__Goal__.
Print out each record below, unaltered and complete, without its images.

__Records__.
□ □ □ □ □
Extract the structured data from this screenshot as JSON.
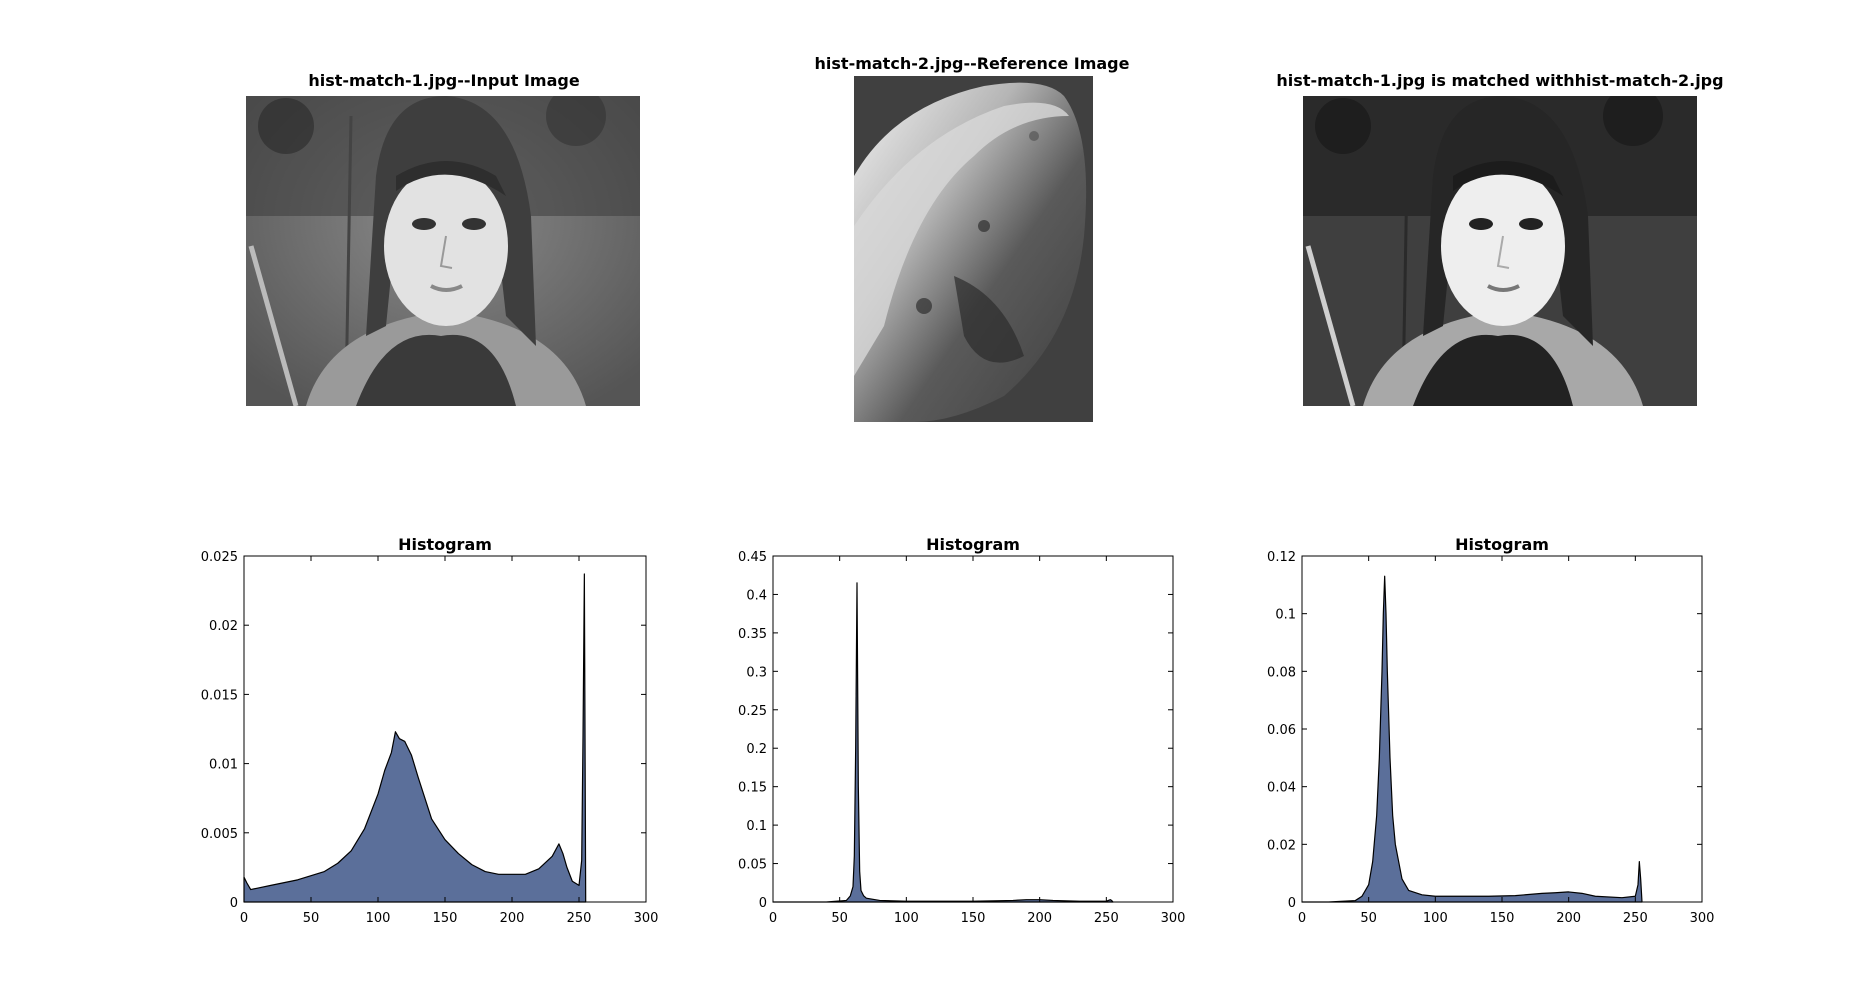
{
  "images": [
    {
      "title": "hist-match-1.jpg--Input Image",
      "kind": "portrait-original"
    },
    {
      "title": "hist-match-2.jpg--Reference Image",
      "kind": "asteroid-reference"
    },
    {
      "title": "hist-match-1.jpg is matched withhist-match-2.jpg",
      "kind": "portrait-matched"
    }
  ],
  "colors": {
    "fill": "#5b6f9a",
    "edge": "#000000"
  },
  "chart_data": [
    {
      "type": "area",
      "title": "Histogram",
      "xlim": [
        0,
        300
      ],
      "ylim": [
        0,
        0.025
      ],
      "xticks": [
        0,
        50,
        100,
        150,
        200,
        250,
        300
      ],
      "yticks": [
        0,
        0.005,
        0.01,
        0.015,
        0.02,
        0.025
      ],
      "x": [
        0,
        2,
        5,
        10,
        20,
        30,
        40,
        50,
        60,
        70,
        80,
        90,
        100,
        105,
        110,
        113,
        116,
        120,
        125,
        130,
        135,
        140,
        150,
        160,
        170,
        180,
        190,
        200,
        210,
        220,
        230,
        235,
        238,
        241,
        245,
        250,
        252,
        253,
        254,
        255
      ],
      "values": [
        0.0018,
        0.0014,
        0.0009,
        0.001,
        0.0012,
        0.0014,
        0.0016,
        0.0019,
        0.0022,
        0.0028,
        0.0037,
        0.0053,
        0.0078,
        0.0095,
        0.0108,
        0.0123,
        0.0118,
        0.0116,
        0.0106,
        0.009,
        0.0075,
        0.006,
        0.0045,
        0.0035,
        0.0027,
        0.0022,
        0.002,
        0.002,
        0.002,
        0.0024,
        0.0033,
        0.0042,
        0.0035,
        0.0025,
        0.0015,
        0.0012,
        0.003,
        0.012,
        0.0237,
        0.0
      ]
    },
    {
      "type": "area",
      "title": "Histogram",
      "xlim": [
        0,
        300
      ],
      "ylim": [
        0,
        0.45
      ],
      "xticks": [
        0,
        50,
        100,
        150,
        200,
        250,
        300
      ],
      "yticks": [
        0,
        0.05,
        0.1,
        0.15,
        0.2,
        0.25,
        0.3,
        0.35,
        0.4,
        0.45
      ],
      "x": [
        0,
        40,
        55,
        58,
        60,
        61,
        62,
        63,
        64,
        65,
        66,
        68,
        70,
        80,
        100,
        150,
        180,
        190,
        200,
        210,
        230,
        250,
        253,
        254,
        255
      ],
      "values": [
        0.0,
        0.0,
        0.002,
        0.008,
        0.02,
        0.06,
        0.2,
        0.415,
        0.15,
        0.04,
        0.015,
        0.008,
        0.005,
        0.002,
        0.001,
        0.001,
        0.002,
        0.003,
        0.003,
        0.002,
        0.001,
        0.001,
        0.003,
        0.002,
        0.0
      ]
    },
    {
      "type": "area",
      "title": "Histogram",
      "xlim": [
        0,
        300
      ],
      "ylim": [
        0,
        0.12
      ],
      "xticks": [
        0,
        50,
        100,
        150,
        200,
        250,
        300
      ],
      "yticks": [
        0,
        0.02,
        0.04,
        0.06,
        0.08,
        0.1,
        0.12
      ],
      "x": [
        0,
        20,
        40,
        45,
        50,
        53,
        56,
        58,
        60,
        61,
        62,
        63,
        64,
        66,
        68,
        70,
        75,
        80,
        90,
        100,
        120,
        140,
        160,
        180,
        190,
        200,
        210,
        220,
        240,
        250,
        252,
        253,
        254,
        255
      ],
      "values": [
        0.0,
        0.0,
        0.0005,
        0.002,
        0.006,
        0.014,
        0.03,
        0.05,
        0.08,
        0.1,
        0.113,
        0.1,
        0.08,
        0.05,
        0.03,
        0.02,
        0.008,
        0.004,
        0.0025,
        0.002,
        0.002,
        0.002,
        0.0022,
        0.003,
        0.0032,
        0.0035,
        0.003,
        0.002,
        0.0015,
        0.002,
        0.006,
        0.014,
        0.008,
        0.0
      ]
    }
  ]
}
□ □ □ □ □
__Full answer__.
Extract the structured data from this screenshot as JSON.
{
  "images": [
    {
      "title": "hist-match-1.jpg--Input Image",
      "kind": "portrait-original"
    },
    {
      "title": "hist-match-2.jpg--Reference Image",
      "kind": "asteroid-reference"
    },
    {
      "title": "hist-match-1.jpg is matched withhist-match-2.jpg",
      "kind": "portrait-matched"
    }
  ],
  "colors": {
    "fill": "#5b6f9a",
    "edge": "#000000"
  },
  "chart_data": [
    {
      "type": "area",
      "title": "Histogram",
      "xlim": [
        0,
        300
      ],
      "ylim": [
        0,
        0.025
      ],
      "xticks": [
        0,
        50,
        100,
        150,
        200,
        250,
        300
      ],
      "yticks": [
        0,
        0.005,
        0.01,
        0.015,
        0.02,
        0.025
      ],
      "x": [
        0,
        2,
        5,
        10,
        20,
        30,
        40,
        50,
        60,
        70,
        80,
        90,
        100,
        105,
        110,
        113,
        116,
        120,
        125,
        130,
        135,
        140,
        150,
        160,
        170,
        180,
        190,
        200,
        210,
        220,
        230,
        235,
        238,
        241,
        245,
        250,
        252,
        253,
        254,
        255
      ],
      "values": [
        0.0018,
        0.0014,
        0.0009,
        0.001,
        0.0012,
        0.0014,
        0.0016,
        0.0019,
        0.0022,
        0.0028,
        0.0037,
        0.0053,
        0.0078,
        0.0095,
        0.0108,
        0.0123,
        0.0118,
        0.0116,
        0.0106,
        0.009,
        0.0075,
        0.006,
        0.0045,
        0.0035,
        0.0027,
        0.0022,
        0.002,
        0.002,
        0.002,
        0.0024,
        0.0033,
        0.0042,
        0.0035,
        0.0025,
        0.0015,
        0.0012,
        0.003,
        0.012,
        0.0237,
        0.0
      ]
    },
    {
      "type": "area",
      "title": "Histogram",
      "xlim": [
        0,
        300
      ],
      "ylim": [
        0,
        0.45
      ],
      "xticks": [
        0,
        50,
        100,
        150,
        200,
        250,
        300
      ],
      "yticks": [
        0,
        0.05,
        0.1,
        0.15,
        0.2,
        0.25,
        0.3,
        0.35,
        0.4,
        0.45
      ],
      "x": [
        0,
        40,
        55,
        58,
        60,
        61,
        62,
        63,
        64,
        65,
        66,
        68,
        70,
        80,
        100,
        150,
        180,
        190,
        200,
        210,
        230,
        250,
        253,
        254,
        255
      ],
      "values": [
        0.0,
        0.0,
        0.002,
        0.008,
        0.02,
        0.06,
        0.2,
        0.415,
        0.15,
        0.04,
        0.015,
        0.008,
        0.005,
        0.002,
        0.001,
        0.001,
        0.002,
        0.003,
        0.003,
        0.002,
        0.001,
        0.001,
        0.003,
        0.002,
        0.0
      ]
    },
    {
      "type": "area",
      "title": "Histogram",
      "xlim": [
        0,
        300
      ],
      "ylim": [
        0,
        0.12
      ],
      "xticks": [
        0,
        50,
        100,
        150,
        200,
        250,
        300
      ],
      "yticks": [
        0,
        0.02,
        0.04,
        0.06,
        0.08,
        0.1,
        0.12
      ],
      "x": [
        0,
        20,
        40,
        45,
        50,
        53,
        56,
        58,
        60,
        61,
        62,
        63,
        64,
        66,
        68,
        70,
        75,
        80,
        90,
        100,
        120,
        140,
        160,
        180,
        190,
        200,
        210,
        220,
        240,
        250,
        252,
        253,
        254,
        255
      ],
      "values": [
        0.0,
        0.0,
        0.0005,
        0.002,
        0.006,
        0.014,
        0.03,
        0.05,
        0.08,
        0.1,
        0.113,
        0.1,
        0.08,
        0.05,
        0.03,
        0.02,
        0.008,
        0.004,
        0.0025,
        0.002,
        0.002,
        0.002,
        0.0022,
        0.003,
        0.0032,
        0.0035,
        0.003,
        0.002,
        0.0015,
        0.002,
        0.006,
        0.014,
        0.008,
        0.0
      ]
    }
  ]
}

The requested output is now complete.